WHAT TO DO =>
Copy every line of the listing that holds the string "text".
____ THE RECORDS
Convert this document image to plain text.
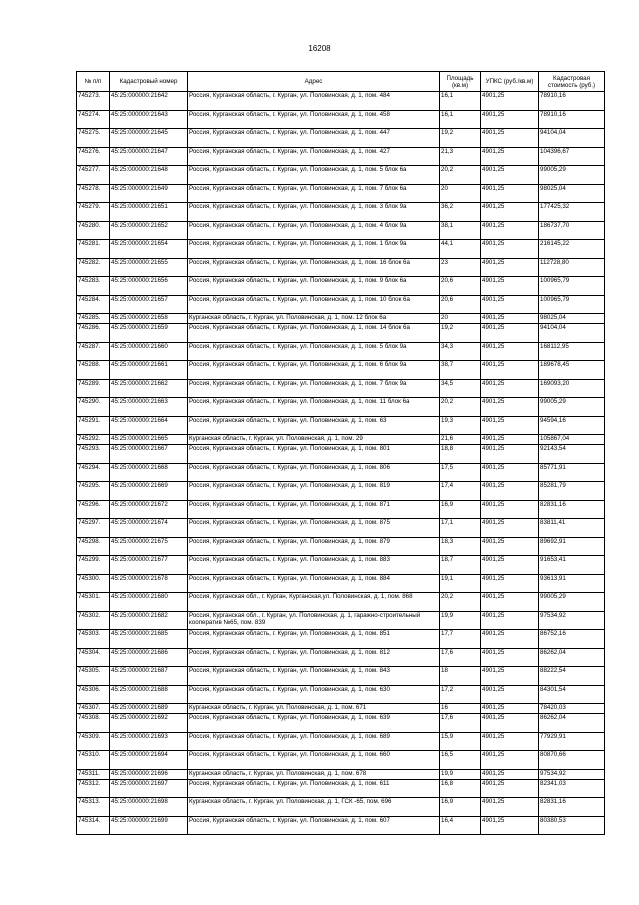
16208
№ п/п	Кадастровый номер	Адрес	Площадь (кв.м)	УПКС (руб./кв.м)	Кадастровая стоимость (руб.)
745273.	45:25:000000:21642	Россия, Курганская область, г. Курган, ул. Половинская, д. 1, пом. 484	16,1	4901,25	78910,16
745274.	45:25:000000:21643	Россия, Курганская область, г. Курган, ул. Половинская, д. 1, пом. 458	16,1	4901,25	78910,16
745275.	45:25:000000:21645	Россия, Курганская область, г. Курган, ул. Половинская, д. 1, пом. 447	19,2	4901,25	94104,04
745276.	45:25:000000:21647	Россия, Курганская область, г. Курган, ул. Половинская, д. 1, пом. 427	21,3	4901,25	104396,67
745277.	45:25:000000:21648	Россия, Курганская область, г. Курган, ул. Половинская, д. 1, пом. 5 блок 6а	20,2	4901,25	99005,29
745278.	45:25:000000:21649	Россия, Курганская область, г. Курган, ул. Половинская, д. 1, пом. 7 блок 6а	20	4901,25	98025,04
745279.	45:25:000000:21651	Россия, Курганская область, г. Курган, ул. Половинская, д. 1, пом. 3 блок 9а	36,2	4901,25	177425,32
745280.	45:25:000000:21652	Россия, Курганская область, г. Курган, ул. Половинская, д. 1, пом. 4 блок 9а	38,1	4901,25	186737,70
745281.	45:25:000000:21654	Россия, Курганская область, г. Курган, ул. Половинская, д. 1, пом. 1 блок 9а	44,1	4901,25	216145,22
745282.	45:25:000000:21655	Россия, Курганская область, г. Курган, ул. Половинская, д. 1, пом. 16 блок 6а	23	4901,25	112728,80
745283.	45:25:000000:21656	Россия, Курганская область, г. Курган, ул. Половинская, д. 1, пом. 9 блок 6а	20,6	4901,25	100965,79
745284.	45:25:000000:21657	Россия, Курганская область, г. Курган, ул. Половинская, д. 1, пом. 10 блок 6а	20,6	4901,25	100965,79
745285.	45:25:000000:21658	Курганская область, г. Курган, ул. Половинская, д. 1, пом. 12 блок 6а	20	4901,25	98025,04
745286.	45:25:000000:21659	Россия, Курганская область, г. Курган, ул. Половинская, д. 1, пом. 14 блок 6а	19,2	4901,25	94104,04
745287.	45:25:000000:21660	Россия, Курганская область, г. Курган, ул. Половинская, д. 1, пом. 5 блок 9а	34,3	4901,25	168112,95
745288.	45:25:000000:21661	Россия, Курганская область, г. Курган, ул. Половинская, д. 1, пом. 6 блок 9а	38,7	4901,25	189678,45
745289.	45:25:000000:21662	Россия, Курганская область, г. Курган, ул. Половинская, д. 1, пом. 7 блок 9а	34,5	4901,25	169093,20
745290.	45:25:000000:21663	Россия, Курганская область, г. Курган, ул. Половинская, д. 1, пом. 11 блок 6а	20,2	4901,25	99005,29
745291.	45:25:000000:21664	Россия, Курганская область, г. Курган, ул. Половинская, д. 1, пом. 63	19,3	4901,25	94594,16
745292.	45:25:000000:21665	Курганская область, г. Курган, ул. Половинская, д. 1, пом. 29	21,6	4901,25	105867,04
745293.	45:25:000000:21667	Россия, Курганская область, г. Курган, ул. Половинская, д. 1, пом. 801	18,8	4901,25	92143,54
745294.	45:25:000000:21668	Россия, Курганская область, г. Курган, ул. Половинская, д. 1, пом. 806	17,5	4901,25	85771,91
745295.	45:25:000000:21669	Россия, Курганская область, г. Курган, ул. Половинская, д. 1, пом. 819	17,4	4901,25	85281,79
745296.	45:25:000000:21672	Россия, Курганская область, г. Курган, ул. Половинская, д. 1, пом. 871	16,9	4901,25	82831,16
745297.	45:25:000000:21674	Россия, Курганская область, г. Курган, ул. Половинская, д. 1, пом. 875	17,1	4901,25	83811,41
745298.	45:25:000000:21675	Россия, Курганская область, г. Курган, ул. Половинская, д. 1, пом. 879	18,3	4901,25	89692,91
745299.	45:25:000000:21677	Россия, Курганская область, г. Курган, ул. Половинская, д. 1, пом. 883	18,7	4901,25	91653,41
745300.	45:25:000000:21678	Россия, Курганская область, г. Курган, ул. Половинская, д. 1, пом. 884	19,1	4901,25	93613,91
745301.	45:25:000000:21680	Россия, Курганская обл., г. Курган, Курганская,ул. Половинская, д. 1, пом. 868	20,2	4901,25	99005,29
745302.	45:25:000000:21682	Россия, Курганская обл., г. Курган, ул. Половинская, д. 1, гаражно-строительный кооператив №65, пом. 839	19,9	4901,25	97534,92
745303.	45:25:000000:21685	Россия, Курганская область, г. Курган, ул. Половинская, д. 1, пом. 851	17,7	4901,25	86752,16
745304.	45:25:000000:21686	Россия, Курганская область, г. Курган, ул. Половинская, д. 1, пом. 812	17,6	4901,25	86262,04
745305.	45:25:000000:21687	Россия, Курганская область, г. Курган, ул. Половинская, д. 1, пом. 843	18	4901,25	88222,54
745306.	45:25:000000:21688	Россия, Курганская область, г. Курган, ул. Половинская, д. 1, пом. 630	17,2	4901,25	84301,54
745307.	45:25:000000:21689	Курганская область, г. Курган, ул. Половинская, д. 1, пом. 671	16	4901,25	78420,03
745308.	45:25:000000:21692	Россия, Курганская область, г. Курган, ул. Половинская, д. 1, пом. 639	17,6	4901,25	86262,04
745309.	45:25:000000:21693	Россия, Курганская область, г. Курган, ул. Половинская, д. 1, пом. 689	15,9	4901,25	77929,91
745310.	45:25:000000:21694	Россия, Курганская область, г. Курган, ул. Половинская, д. 1, пом. 660	16,5	4901,25	80870,66
745311.	45:25:000000:21696	Курганская область, г. Курган, ул. Половинская, д. 1, пом. 678	19,9	4901,25	97534,92
745312.	45:25:000000:21697	Россия, Курганская область, г. Курган, ул. Половинская, д. 1, пом. 611	16,8	4901,25	82341,03
745313.	45:25:000000:21698	Курганская область, г. Курган, ул. Половинская, д. 1, ГСК -65, пом. 696	16,9	4901,25	82831,16
745314.	45:25:000000:21699	Россия, Курганская область, г. Курган, ул. Половинская, д. 1, пом. 607	16,4	4901,25	80380,53
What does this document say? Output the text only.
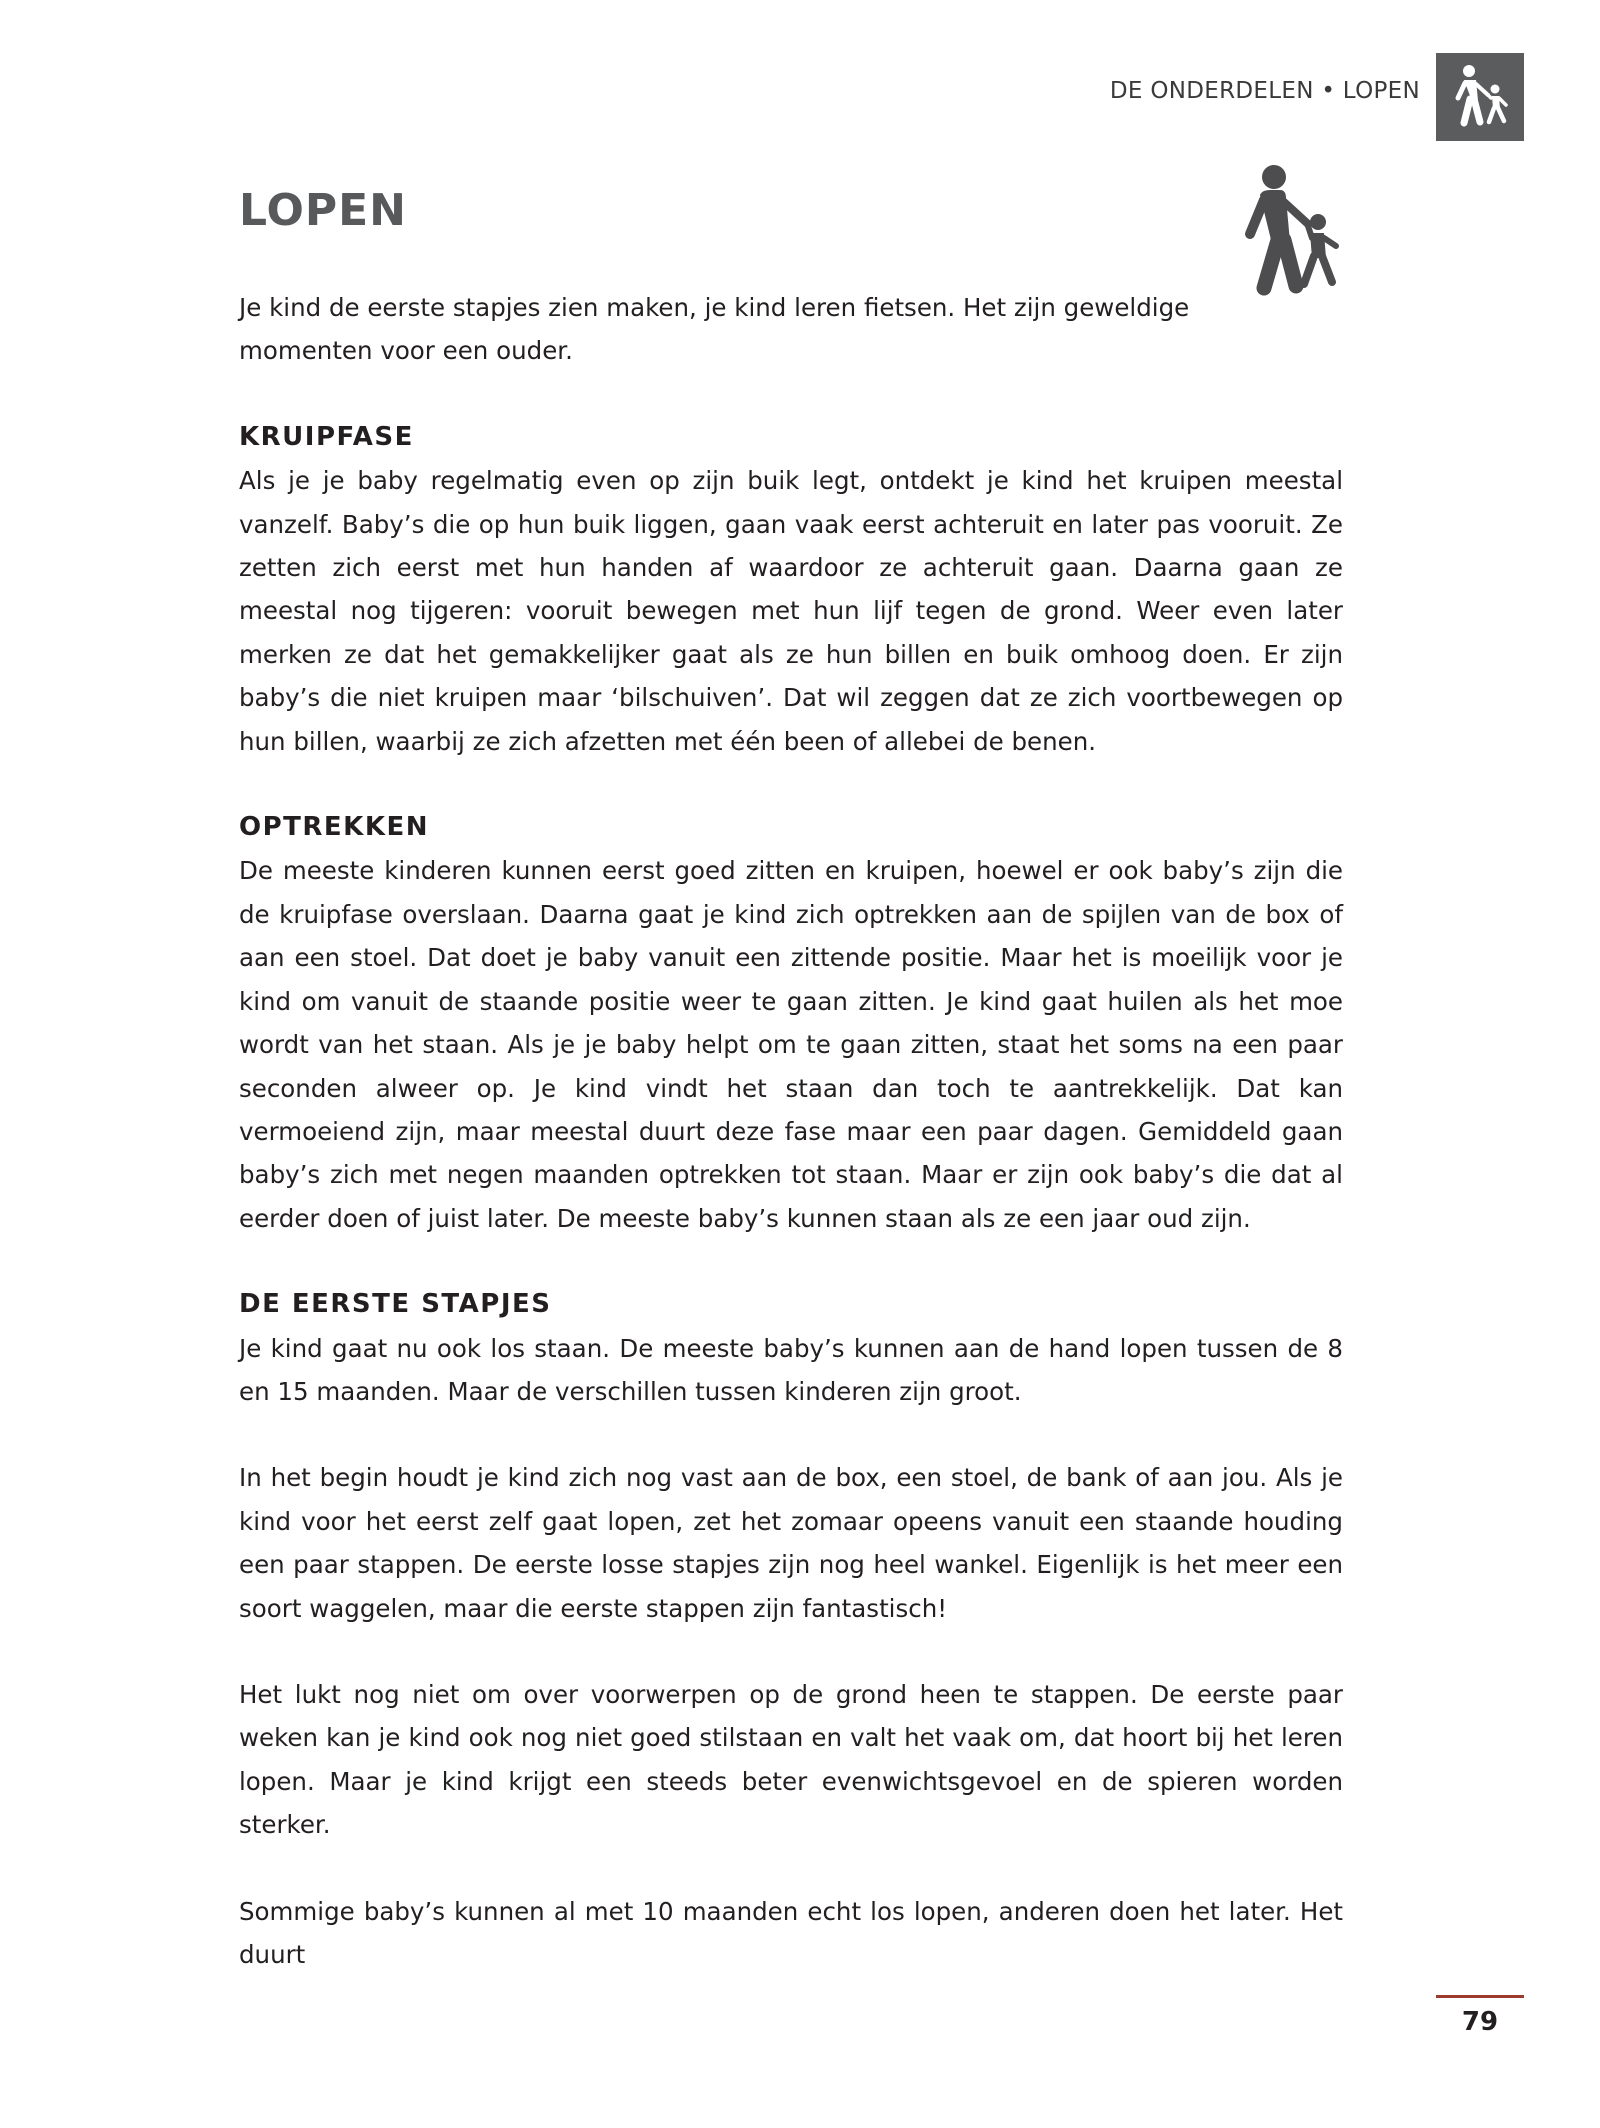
DE ONDERDELEN • LOPEN
LOPEN

Je kind de eerste stapjes zien maken, je kind leren fietsen. Het zijn geweldige momenten voor een ouder.

KRUIPFASE

Als je je baby regelmatig even op zijn buik legt, ontdekt je kind het kruipen meestal vanzelf. Baby’s die op hun buik liggen, gaan vaak eerst achteruit en later pas vooruit. Ze zetten zich eerst met hun handen af waardoor ze achteruit gaan. Daarna gaan ze meestal nog tijgeren: vooruit bewegen met hun lijf tegen de grond. Weer even later merken ze dat het gemakkelijker gaat als ze hun billen en buik omhoog doen. Er zijn baby’s die niet kruipen maar ‘bilschuiven’. Dat wil zeggen dat ze zich voortbewegen op hun billen, waarbij ze zich afzetten met één been of allebei de benen.

OPTREKKEN

De meeste kinderen kunnen eerst goed zitten en kruipen, hoewel er ook baby’s zijn die de kruipfase overslaan. Daarna gaat je kind zich optrekken aan de spijlen van de box of aan een stoel. Dat doet je baby vanuit een zittende positie. Maar het is moeilijk voor je kind om vanuit de staande positie weer te gaan zitten. Je kind gaat huilen als het moe wordt van het staan. Als je je baby helpt om te gaan zitten, staat het soms na een paar seconden alweer op. Je kind vindt het staan dan toch te aantrekkelijk. Dat kan vermoeiend zijn, maar meestal duurt deze fase maar een paar dagen. Gemiddeld gaan baby’s zich met negen maanden optrekken tot staan. Maar er zijn ook baby’s die dat al eerder doen of juist later. De meeste baby’s kunnen staan als ze een jaar oud zijn.

DE EERSTE STAPJES

Je kind gaat nu ook los staan. De meeste baby’s kunnen aan de hand lopen tussen de 8 en 15 maanden. Maar de verschillen tussen kinderen zijn groot.

In het begin houdt je kind zich nog vast aan de box, een stoel, de bank of aan jou. Als je kind voor het eerst zelf gaat lopen, zet het zomaar opeens vanuit een staande houding een paar stappen. De eerste losse stapjes zijn nog heel wankel. Eigenlijk is het meer een soort waggelen, maar die eerste stappen zijn fantastisch!

Het lukt nog niet om over voorwerpen op de grond heen te stappen. De eerste paar weken kan je kind ook nog niet goed stilstaan en valt het vaak om, dat hoort bij het leren lopen. Maar je kind krijgt een steeds beter evenwichtsgevoel en de spieren worden sterker.

Sommige baby’s kunnen al met 10 maanden echt los lopen, anderen doen het later. Het duurt

79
________
OUTPUT BELOW =>
Convert this document image to plain text.
What does this document say? Output the text only.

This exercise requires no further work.